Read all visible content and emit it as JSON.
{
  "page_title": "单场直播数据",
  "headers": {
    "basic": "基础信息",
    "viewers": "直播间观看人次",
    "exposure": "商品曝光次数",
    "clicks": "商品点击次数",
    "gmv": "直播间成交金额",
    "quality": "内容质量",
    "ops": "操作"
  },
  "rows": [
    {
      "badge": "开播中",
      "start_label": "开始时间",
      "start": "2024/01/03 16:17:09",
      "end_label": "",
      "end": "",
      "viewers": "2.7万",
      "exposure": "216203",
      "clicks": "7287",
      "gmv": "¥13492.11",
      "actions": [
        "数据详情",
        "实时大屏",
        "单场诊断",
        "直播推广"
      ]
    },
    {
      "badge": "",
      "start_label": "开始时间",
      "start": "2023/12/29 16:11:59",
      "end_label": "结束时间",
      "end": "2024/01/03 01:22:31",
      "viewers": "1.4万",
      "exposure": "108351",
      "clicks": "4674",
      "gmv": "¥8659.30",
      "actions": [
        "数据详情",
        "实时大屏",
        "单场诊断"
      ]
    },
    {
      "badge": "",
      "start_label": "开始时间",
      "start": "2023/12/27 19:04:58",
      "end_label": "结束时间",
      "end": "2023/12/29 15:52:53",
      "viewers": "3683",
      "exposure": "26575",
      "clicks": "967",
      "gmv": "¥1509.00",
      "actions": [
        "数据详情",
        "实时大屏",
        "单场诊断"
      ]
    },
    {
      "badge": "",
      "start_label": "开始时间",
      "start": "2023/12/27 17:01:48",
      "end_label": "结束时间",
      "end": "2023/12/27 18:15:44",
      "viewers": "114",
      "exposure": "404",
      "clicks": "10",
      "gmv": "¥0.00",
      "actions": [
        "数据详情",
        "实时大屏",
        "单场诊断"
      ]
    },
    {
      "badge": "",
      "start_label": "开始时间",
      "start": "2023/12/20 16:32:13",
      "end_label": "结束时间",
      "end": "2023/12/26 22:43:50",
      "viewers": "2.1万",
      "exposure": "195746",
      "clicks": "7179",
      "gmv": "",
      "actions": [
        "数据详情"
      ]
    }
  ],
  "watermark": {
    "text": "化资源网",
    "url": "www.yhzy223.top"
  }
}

Work required: Repeat all of the records above exactly as they appear.

Written solution:
Read all visible content and emit it as JSON.
{
  "page_title": "单场直播数据",
  "headers": {
    "basic": "基础信息",
    "viewers": "直播间观看人次",
    "exposure": "商品曝光次数",
    "clicks": "商品点击次数",
    "gmv": "直播间成交金额",
    "quality": "内容质量",
    "ops": "操作"
  },
  "rows": [
    {
      "badge": "开播中",
      "start_label": "开始时间",
      "start": "2024/01/03 16:17:09",
      "end_label": "",
      "end": "",
      "viewers": "2.7万",
      "exposure": "216203",
      "clicks": "7287",
      "gmv": "¥13492.11",
      "actions": [
        "数据详情",
        "实时大屏",
        "单场诊断",
        "直播推广"
      ]
    },
    {
      "badge": "",
      "start_label": "开始时间",
      "start": "2023/12/29 16:11:59",
      "end_label": "结束时间",
      "end": "2024/01/03 01:22:31",
      "viewers": "1.4万",
      "exposure": "108351",
      "clicks": "4674",
      "gmv": "¥8659.30",
      "actions": [
        "数据详情",
        "实时大屏",
        "单场诊断"
      ]
    },
    {
      "badge": "",
      "start_label": "开始时间",
      "start": "2023/12/27 19:04:58",
      "end_label": "结束时间",
      "end": "2023/12/29 15:52:53",
      "viewers": "3683",
      "exposure": "26575",
      "clicks": "967",
      "gmv": "¥1509.00",
      "actions": [
        "数据详情",
        "实时大屏",
        "单场诊断"
      ]
    },
    {
      "badge": "",
      "start_label": "开始时间",
      "start": "2023/12/27 17:01:48",
      "end_label": "结束时间",
      "end": "2023/12/27 18:15:44",
      "viewers": "114",
      "exposure": "404",
      "clicks": "10",
      "gmv": "¥0.00",
      "actions": [
        "数据详情",
        "实时大屏",
        "单场诊断"
      ]
    },
    {
      "badge": "",
      "start_label": "开始时间",
      "start": "2023/12/20 16:32:13",
      "end_label": "结束时间",
      "end": "2023/12/26 22:43:50",
      "viewers": "2.1万",
      "exposure": "195746",
      "clicks": "7179",
      "gmv": "",
      "actions": [
        "数据详情"
      ]
    }
  ],
  "watermark": {
    "text": "化资源网",
    "url": "www.yhzy223.top"
  }
}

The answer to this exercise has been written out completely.